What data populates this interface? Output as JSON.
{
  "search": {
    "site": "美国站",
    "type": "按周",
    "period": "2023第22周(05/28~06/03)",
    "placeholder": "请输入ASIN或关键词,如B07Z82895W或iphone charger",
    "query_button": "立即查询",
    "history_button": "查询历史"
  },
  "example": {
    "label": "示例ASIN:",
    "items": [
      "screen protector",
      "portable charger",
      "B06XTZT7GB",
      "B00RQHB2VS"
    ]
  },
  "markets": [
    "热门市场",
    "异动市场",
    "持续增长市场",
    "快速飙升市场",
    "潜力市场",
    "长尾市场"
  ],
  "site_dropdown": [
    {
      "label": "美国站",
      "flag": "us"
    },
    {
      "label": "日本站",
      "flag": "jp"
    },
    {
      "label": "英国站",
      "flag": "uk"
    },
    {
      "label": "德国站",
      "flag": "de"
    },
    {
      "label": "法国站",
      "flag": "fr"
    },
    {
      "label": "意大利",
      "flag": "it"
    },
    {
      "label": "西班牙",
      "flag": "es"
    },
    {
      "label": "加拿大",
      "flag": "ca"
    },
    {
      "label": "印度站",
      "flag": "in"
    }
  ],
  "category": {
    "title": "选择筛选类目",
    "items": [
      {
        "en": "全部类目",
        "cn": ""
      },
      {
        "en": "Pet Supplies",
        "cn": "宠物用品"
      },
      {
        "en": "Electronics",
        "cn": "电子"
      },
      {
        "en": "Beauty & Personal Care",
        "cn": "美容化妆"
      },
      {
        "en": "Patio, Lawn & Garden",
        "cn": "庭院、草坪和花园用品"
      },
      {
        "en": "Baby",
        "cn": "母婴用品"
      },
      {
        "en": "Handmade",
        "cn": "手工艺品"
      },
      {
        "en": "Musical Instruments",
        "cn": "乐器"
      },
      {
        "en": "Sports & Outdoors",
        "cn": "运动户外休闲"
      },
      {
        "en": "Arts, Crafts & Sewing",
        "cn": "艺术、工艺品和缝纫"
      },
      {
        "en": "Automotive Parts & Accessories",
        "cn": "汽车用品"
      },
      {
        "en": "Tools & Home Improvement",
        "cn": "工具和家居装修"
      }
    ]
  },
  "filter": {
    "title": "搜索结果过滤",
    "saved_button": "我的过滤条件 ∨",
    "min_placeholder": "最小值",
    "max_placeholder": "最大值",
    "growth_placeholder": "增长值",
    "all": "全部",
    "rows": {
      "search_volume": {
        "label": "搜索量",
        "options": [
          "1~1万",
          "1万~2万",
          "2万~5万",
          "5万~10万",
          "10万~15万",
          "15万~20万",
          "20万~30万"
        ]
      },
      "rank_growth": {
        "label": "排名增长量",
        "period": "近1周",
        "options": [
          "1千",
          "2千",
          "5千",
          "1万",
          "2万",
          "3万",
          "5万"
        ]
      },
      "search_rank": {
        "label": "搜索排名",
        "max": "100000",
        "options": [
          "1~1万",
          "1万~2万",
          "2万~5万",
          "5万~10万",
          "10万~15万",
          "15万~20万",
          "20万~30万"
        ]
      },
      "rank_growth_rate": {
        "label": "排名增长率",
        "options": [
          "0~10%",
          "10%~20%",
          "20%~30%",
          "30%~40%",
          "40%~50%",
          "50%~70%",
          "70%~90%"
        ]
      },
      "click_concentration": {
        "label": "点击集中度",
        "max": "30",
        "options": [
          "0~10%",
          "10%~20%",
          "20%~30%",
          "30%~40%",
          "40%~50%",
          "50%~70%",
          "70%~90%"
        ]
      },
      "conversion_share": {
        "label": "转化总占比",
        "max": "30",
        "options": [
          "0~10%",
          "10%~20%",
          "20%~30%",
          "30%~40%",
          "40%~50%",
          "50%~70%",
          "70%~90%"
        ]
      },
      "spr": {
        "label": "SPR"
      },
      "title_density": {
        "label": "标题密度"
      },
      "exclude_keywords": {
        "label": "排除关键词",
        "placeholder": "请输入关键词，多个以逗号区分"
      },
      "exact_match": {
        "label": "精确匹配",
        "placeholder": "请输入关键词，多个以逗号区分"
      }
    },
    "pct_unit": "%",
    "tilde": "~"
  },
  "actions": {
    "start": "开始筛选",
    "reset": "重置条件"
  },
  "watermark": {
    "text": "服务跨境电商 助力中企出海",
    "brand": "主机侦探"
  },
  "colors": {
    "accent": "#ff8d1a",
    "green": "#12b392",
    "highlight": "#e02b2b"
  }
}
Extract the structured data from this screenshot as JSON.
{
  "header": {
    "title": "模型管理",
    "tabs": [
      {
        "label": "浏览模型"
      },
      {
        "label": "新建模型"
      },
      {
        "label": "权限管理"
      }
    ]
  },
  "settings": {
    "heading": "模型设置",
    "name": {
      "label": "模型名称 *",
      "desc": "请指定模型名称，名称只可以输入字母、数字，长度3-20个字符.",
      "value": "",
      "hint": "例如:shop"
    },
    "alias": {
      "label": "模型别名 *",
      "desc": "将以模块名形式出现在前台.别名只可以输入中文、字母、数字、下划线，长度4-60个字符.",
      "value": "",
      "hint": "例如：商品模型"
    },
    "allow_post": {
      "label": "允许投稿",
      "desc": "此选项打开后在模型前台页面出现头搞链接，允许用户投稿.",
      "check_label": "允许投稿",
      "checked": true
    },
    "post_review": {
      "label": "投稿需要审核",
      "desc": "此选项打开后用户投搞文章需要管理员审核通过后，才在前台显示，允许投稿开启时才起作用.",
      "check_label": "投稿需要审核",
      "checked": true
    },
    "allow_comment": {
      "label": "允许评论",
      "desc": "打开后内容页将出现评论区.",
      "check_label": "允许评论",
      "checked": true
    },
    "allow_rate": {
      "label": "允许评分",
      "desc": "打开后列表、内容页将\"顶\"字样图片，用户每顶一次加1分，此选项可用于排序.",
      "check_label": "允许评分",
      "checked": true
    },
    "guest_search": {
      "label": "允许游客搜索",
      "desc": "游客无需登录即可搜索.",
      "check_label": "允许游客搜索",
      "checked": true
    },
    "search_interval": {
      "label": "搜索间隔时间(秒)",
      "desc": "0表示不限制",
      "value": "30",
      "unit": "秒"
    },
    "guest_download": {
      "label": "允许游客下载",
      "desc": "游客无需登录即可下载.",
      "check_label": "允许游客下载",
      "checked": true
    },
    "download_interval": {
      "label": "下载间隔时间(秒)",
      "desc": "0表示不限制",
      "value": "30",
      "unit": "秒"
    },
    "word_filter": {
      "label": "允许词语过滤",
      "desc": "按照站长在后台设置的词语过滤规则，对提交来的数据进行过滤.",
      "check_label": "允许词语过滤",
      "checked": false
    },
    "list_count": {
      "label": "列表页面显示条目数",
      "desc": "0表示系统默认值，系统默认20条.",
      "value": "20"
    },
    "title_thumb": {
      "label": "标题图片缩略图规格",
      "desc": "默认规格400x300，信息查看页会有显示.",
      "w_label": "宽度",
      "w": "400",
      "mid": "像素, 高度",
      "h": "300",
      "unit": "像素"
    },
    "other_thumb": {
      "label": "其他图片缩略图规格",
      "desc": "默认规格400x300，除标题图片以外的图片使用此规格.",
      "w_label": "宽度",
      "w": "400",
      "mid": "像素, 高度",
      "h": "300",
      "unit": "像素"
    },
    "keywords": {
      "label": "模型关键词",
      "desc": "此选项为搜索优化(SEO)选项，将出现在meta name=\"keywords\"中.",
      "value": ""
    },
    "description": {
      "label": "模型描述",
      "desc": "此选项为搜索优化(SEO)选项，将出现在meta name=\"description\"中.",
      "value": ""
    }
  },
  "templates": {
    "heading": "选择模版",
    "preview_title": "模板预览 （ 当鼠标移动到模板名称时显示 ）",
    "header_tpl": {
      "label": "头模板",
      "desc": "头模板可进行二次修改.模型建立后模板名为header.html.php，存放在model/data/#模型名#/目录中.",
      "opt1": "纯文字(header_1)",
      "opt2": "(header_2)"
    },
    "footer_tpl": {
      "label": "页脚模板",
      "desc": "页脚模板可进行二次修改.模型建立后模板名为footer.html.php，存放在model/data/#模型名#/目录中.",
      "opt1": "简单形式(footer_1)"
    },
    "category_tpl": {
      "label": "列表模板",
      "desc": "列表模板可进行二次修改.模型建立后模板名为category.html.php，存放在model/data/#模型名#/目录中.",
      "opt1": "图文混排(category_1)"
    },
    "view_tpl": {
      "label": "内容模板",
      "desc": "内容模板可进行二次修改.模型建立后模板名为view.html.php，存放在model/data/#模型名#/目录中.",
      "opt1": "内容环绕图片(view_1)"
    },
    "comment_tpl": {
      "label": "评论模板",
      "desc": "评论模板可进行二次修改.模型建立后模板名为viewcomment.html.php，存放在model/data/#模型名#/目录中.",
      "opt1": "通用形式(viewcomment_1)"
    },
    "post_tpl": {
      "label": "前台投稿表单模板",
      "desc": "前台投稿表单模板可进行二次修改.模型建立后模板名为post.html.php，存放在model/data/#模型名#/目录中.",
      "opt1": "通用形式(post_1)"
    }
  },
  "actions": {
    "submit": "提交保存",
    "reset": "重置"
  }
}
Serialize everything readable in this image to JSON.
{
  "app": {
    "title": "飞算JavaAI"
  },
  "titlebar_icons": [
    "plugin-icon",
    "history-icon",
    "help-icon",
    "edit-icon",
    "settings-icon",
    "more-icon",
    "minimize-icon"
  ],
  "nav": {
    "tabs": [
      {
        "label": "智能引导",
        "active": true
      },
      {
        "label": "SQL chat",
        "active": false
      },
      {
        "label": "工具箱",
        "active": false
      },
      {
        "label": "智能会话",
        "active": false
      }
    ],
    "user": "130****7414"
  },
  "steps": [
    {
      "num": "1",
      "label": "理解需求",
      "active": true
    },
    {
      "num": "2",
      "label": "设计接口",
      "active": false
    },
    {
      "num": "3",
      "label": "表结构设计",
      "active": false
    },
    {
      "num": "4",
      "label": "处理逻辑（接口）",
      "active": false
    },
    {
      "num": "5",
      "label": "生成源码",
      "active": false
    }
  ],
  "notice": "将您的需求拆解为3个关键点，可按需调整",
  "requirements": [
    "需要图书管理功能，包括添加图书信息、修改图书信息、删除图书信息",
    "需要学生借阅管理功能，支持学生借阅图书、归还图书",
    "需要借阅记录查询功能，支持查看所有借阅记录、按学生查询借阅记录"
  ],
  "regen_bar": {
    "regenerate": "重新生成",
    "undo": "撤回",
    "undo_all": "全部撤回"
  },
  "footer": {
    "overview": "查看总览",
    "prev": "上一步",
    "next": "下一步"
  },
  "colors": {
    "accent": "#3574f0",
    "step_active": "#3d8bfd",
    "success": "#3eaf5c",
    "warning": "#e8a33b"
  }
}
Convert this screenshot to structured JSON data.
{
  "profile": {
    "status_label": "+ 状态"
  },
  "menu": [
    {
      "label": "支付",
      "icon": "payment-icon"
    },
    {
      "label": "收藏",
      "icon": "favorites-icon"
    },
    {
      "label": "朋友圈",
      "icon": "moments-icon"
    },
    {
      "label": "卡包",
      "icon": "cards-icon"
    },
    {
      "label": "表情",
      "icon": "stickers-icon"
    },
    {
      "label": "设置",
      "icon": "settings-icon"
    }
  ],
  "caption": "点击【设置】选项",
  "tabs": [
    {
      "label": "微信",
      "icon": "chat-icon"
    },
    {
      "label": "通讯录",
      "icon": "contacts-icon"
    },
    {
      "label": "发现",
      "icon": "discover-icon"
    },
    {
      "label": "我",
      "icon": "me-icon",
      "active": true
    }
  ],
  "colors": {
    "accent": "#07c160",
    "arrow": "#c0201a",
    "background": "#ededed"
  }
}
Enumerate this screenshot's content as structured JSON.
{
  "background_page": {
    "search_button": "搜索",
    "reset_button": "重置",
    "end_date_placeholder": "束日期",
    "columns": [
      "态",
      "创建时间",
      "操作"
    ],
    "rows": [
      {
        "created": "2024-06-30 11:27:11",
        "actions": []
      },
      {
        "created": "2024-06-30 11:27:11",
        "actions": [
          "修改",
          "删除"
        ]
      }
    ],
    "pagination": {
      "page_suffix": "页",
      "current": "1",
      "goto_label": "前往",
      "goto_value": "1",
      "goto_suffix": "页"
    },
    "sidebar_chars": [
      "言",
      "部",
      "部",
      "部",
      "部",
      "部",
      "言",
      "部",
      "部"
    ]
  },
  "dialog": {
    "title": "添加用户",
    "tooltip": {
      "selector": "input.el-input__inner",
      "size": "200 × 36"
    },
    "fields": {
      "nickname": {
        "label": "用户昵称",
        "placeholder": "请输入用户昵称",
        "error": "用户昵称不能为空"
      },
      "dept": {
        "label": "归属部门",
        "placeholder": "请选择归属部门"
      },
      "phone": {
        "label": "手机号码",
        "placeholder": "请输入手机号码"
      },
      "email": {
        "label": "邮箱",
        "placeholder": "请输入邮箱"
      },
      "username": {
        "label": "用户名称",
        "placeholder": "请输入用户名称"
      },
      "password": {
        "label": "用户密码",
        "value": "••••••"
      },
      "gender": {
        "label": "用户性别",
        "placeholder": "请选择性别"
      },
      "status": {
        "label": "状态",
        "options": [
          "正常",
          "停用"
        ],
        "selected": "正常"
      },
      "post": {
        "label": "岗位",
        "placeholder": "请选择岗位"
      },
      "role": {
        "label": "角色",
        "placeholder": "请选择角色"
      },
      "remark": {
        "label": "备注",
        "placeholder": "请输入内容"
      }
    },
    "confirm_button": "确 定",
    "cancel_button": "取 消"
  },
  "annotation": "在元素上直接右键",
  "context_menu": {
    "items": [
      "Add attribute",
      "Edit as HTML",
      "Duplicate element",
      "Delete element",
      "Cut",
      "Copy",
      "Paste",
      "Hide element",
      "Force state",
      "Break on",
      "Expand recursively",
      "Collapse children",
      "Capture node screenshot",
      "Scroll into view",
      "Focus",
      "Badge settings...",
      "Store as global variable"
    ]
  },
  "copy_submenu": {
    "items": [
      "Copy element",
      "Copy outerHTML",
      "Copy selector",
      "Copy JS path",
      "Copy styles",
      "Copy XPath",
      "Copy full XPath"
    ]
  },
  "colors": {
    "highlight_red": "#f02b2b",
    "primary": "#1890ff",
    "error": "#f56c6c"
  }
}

----------

▶ _Task details_
Search the records for the word "screenshot" and copy every line where it occurs.

▶ _Solution to this exercise_
Extract the structured data from this screenshot as JSON.
Convert this screenshot to structured JSON data.
Enumerate this screenshot's content as structured JSON.
      "Capture node screenshot",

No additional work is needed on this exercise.